Gather the lines below that include the string "Cell", copying each in full.

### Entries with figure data
+++
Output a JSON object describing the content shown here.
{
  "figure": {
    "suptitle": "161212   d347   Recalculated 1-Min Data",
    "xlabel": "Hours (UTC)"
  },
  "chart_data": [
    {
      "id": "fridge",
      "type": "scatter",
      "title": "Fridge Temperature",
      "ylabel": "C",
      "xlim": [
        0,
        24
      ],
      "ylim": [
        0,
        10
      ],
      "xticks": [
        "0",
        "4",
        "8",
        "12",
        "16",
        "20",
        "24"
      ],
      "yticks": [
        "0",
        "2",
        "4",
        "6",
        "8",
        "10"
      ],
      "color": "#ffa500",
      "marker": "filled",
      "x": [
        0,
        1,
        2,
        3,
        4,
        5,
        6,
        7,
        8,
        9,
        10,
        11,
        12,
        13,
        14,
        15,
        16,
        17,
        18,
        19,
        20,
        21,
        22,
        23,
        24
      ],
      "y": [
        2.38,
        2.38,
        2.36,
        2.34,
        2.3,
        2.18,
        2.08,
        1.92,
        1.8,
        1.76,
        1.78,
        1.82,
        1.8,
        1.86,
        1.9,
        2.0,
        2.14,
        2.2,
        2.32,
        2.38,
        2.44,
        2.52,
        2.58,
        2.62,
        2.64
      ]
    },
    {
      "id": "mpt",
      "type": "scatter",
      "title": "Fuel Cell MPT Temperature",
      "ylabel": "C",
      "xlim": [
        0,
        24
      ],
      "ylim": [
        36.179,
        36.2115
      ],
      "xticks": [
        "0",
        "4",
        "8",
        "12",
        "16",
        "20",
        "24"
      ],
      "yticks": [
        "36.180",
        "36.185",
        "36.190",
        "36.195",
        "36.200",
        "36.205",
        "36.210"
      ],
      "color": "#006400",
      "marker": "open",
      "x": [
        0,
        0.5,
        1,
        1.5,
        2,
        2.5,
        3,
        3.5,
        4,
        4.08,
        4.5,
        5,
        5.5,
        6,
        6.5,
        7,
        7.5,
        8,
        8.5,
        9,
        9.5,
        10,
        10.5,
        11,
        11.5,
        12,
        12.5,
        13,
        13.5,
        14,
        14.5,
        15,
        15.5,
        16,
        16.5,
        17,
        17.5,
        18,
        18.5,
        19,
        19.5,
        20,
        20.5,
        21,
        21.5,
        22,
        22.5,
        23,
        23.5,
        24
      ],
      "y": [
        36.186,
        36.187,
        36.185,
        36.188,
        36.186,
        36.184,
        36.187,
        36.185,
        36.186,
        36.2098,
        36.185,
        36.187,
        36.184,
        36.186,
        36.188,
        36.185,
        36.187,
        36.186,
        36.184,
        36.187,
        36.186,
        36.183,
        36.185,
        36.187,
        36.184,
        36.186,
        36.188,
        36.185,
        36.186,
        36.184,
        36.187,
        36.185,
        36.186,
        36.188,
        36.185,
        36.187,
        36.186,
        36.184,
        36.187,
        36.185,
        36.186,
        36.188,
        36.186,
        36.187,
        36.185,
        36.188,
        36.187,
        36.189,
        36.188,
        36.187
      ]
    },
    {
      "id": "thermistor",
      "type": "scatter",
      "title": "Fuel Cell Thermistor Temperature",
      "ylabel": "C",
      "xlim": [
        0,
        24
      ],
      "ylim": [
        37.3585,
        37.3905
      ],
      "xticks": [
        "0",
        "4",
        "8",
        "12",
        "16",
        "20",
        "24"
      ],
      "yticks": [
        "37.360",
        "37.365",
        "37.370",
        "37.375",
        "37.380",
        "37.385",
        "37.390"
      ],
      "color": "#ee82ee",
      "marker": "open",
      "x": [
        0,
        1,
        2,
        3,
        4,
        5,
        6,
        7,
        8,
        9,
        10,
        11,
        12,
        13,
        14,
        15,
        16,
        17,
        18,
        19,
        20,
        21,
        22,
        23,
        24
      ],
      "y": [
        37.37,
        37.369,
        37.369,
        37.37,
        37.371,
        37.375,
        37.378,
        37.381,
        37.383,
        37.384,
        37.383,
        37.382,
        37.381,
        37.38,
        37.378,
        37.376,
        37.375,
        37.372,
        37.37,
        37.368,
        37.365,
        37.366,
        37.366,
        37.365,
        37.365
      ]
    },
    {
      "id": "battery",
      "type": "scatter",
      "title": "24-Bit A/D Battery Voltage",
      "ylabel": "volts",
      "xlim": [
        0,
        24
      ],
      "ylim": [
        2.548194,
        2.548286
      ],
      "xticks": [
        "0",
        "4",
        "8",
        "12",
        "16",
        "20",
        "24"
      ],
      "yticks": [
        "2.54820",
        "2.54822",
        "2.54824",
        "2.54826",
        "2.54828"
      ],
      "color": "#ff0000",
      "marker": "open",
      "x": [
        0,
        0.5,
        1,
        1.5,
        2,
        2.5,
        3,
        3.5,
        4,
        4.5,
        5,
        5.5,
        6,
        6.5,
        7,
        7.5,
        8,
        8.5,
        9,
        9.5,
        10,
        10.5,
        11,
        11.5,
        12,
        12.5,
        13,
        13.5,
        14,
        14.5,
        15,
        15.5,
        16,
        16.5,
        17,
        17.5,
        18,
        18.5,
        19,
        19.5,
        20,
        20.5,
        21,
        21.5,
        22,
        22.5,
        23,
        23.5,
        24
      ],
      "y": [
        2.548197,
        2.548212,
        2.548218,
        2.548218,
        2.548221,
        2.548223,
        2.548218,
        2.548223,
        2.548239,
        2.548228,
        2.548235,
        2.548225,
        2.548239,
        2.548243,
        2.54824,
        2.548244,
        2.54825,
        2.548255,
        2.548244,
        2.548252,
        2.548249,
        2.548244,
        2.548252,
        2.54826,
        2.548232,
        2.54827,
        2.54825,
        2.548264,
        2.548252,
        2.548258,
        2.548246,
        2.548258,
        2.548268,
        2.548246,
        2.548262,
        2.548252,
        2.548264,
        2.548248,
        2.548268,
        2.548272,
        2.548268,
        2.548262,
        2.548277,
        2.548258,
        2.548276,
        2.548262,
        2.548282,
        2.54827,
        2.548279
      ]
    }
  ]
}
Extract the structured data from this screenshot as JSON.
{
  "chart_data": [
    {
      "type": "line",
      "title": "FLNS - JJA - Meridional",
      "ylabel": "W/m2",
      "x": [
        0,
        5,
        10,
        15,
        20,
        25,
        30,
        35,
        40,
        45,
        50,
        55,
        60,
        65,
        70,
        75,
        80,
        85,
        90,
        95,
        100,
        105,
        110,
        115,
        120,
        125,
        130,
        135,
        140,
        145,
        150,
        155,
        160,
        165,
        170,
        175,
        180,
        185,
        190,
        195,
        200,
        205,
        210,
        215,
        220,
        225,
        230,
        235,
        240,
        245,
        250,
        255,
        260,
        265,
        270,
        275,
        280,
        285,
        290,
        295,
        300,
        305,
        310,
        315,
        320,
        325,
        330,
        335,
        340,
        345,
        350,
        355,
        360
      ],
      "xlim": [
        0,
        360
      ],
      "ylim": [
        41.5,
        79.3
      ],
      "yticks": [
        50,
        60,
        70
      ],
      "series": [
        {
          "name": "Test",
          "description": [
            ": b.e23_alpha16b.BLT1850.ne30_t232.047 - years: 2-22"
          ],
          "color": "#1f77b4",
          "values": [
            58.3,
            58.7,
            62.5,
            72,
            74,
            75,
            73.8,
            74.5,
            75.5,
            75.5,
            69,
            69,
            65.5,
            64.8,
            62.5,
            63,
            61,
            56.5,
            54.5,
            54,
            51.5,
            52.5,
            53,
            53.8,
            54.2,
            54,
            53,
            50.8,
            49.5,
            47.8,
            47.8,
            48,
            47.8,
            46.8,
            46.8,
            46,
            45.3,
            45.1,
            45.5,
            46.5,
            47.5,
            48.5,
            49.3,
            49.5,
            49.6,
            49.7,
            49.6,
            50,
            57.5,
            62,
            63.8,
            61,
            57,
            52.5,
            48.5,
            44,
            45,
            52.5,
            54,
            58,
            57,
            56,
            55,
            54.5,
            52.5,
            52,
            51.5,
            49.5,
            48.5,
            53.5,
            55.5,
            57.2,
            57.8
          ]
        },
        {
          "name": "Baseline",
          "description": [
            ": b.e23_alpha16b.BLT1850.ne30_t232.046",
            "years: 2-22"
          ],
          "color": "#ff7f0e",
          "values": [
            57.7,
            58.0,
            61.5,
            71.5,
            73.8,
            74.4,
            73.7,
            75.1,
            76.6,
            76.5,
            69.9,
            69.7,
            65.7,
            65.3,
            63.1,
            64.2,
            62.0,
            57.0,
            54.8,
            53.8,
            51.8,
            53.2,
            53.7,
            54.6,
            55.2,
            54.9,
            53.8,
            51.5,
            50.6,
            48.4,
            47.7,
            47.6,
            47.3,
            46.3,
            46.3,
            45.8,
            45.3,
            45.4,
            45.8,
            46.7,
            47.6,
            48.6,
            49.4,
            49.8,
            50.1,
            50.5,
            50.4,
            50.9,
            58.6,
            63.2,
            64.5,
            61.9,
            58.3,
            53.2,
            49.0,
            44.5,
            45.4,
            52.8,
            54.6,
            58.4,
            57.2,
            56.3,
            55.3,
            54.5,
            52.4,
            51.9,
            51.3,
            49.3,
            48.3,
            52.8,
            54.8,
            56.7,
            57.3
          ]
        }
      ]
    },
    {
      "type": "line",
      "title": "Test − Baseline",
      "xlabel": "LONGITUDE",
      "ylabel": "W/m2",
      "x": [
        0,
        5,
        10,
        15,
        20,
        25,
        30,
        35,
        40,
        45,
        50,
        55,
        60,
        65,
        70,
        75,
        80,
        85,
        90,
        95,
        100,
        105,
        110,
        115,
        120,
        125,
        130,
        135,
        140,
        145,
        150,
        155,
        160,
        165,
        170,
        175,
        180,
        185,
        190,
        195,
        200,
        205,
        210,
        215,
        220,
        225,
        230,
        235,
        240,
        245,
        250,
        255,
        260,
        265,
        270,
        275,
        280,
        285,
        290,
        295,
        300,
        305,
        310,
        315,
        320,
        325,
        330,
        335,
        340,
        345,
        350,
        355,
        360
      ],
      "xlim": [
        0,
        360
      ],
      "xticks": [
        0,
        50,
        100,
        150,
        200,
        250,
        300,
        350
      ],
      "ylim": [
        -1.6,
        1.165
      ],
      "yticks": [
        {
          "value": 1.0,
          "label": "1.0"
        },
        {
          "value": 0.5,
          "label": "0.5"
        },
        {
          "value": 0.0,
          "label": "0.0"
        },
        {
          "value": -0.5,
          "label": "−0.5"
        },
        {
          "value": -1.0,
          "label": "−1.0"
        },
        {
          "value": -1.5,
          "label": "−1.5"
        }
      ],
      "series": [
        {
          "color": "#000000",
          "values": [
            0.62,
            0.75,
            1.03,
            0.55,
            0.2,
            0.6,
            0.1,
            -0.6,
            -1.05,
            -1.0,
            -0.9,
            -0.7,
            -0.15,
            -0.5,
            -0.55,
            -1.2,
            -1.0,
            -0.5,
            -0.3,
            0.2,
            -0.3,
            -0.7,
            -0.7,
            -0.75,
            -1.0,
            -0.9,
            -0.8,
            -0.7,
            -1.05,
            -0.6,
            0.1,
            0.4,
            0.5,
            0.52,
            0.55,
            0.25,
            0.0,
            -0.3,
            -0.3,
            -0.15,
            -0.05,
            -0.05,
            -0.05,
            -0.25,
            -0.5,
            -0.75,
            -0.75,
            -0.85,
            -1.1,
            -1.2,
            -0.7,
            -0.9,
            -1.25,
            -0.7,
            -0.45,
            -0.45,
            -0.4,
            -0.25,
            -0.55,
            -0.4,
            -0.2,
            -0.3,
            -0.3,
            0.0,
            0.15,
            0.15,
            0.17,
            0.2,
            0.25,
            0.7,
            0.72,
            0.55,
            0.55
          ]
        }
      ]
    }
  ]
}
+++
### Exercise output
      "title": "Fuel Cell MPT Temperature",
      "title": "Fuel Cell Thermistor Temperature",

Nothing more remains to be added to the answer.